[Stored data]
----------

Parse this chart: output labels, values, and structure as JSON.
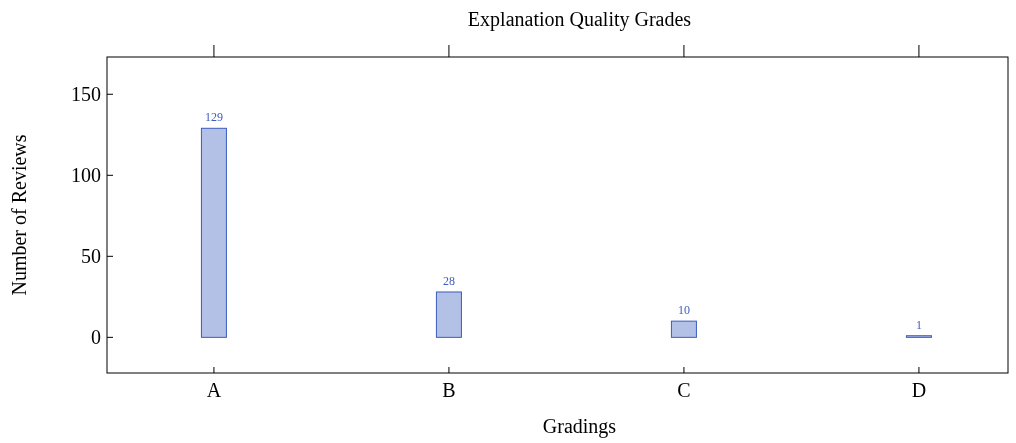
{
  "chart_data": {
    "type": "bar",
    "title": "Explanation Quality Grades",
    "xlabel": "Gradings",
    "ylabel": "Number of Reviews",
    "categories": [
      "A",
      "B",
      "C",
      "D"
    ],
    "series": [
      {
        "color": "#3b5cc0",
        "values": [
          129,
          28,
          10,
          1
        ]
      }
    ],
    "ylim": [
      -22,
      173
    ],
    "yticks": [
      0,
      50,
      100,
      150
    ],
    "data_labels": true,
    "grid": false
  }
}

----------

__TASK BRIEF__.
Write the listing out a second time exactly, dropping all images.

__PROBLEM SOLUTION__.
Parse this chart: output labels, values, and structure as JSON.
{
  "chart_data": {
    "type": "bar",
    "title": "Explanation Quality Grades",
    "xlabel": "Gradings",
    "ylabel": "Number of Reviews",
    "categories": [
      "A",
      "B",
      "C",
      "D"
    ],
    "series": [
      {
        "color": "#3b5cc0",
        "values": [
          129,
          28,
          10,
          1
        ]
      }
    ],
    "ylim": [
      -22,
      173
    ],
    "yticks": [
      0,
      50,
      100,
      150
    ],
    "data_labels": true,
    "grid": false
  }
}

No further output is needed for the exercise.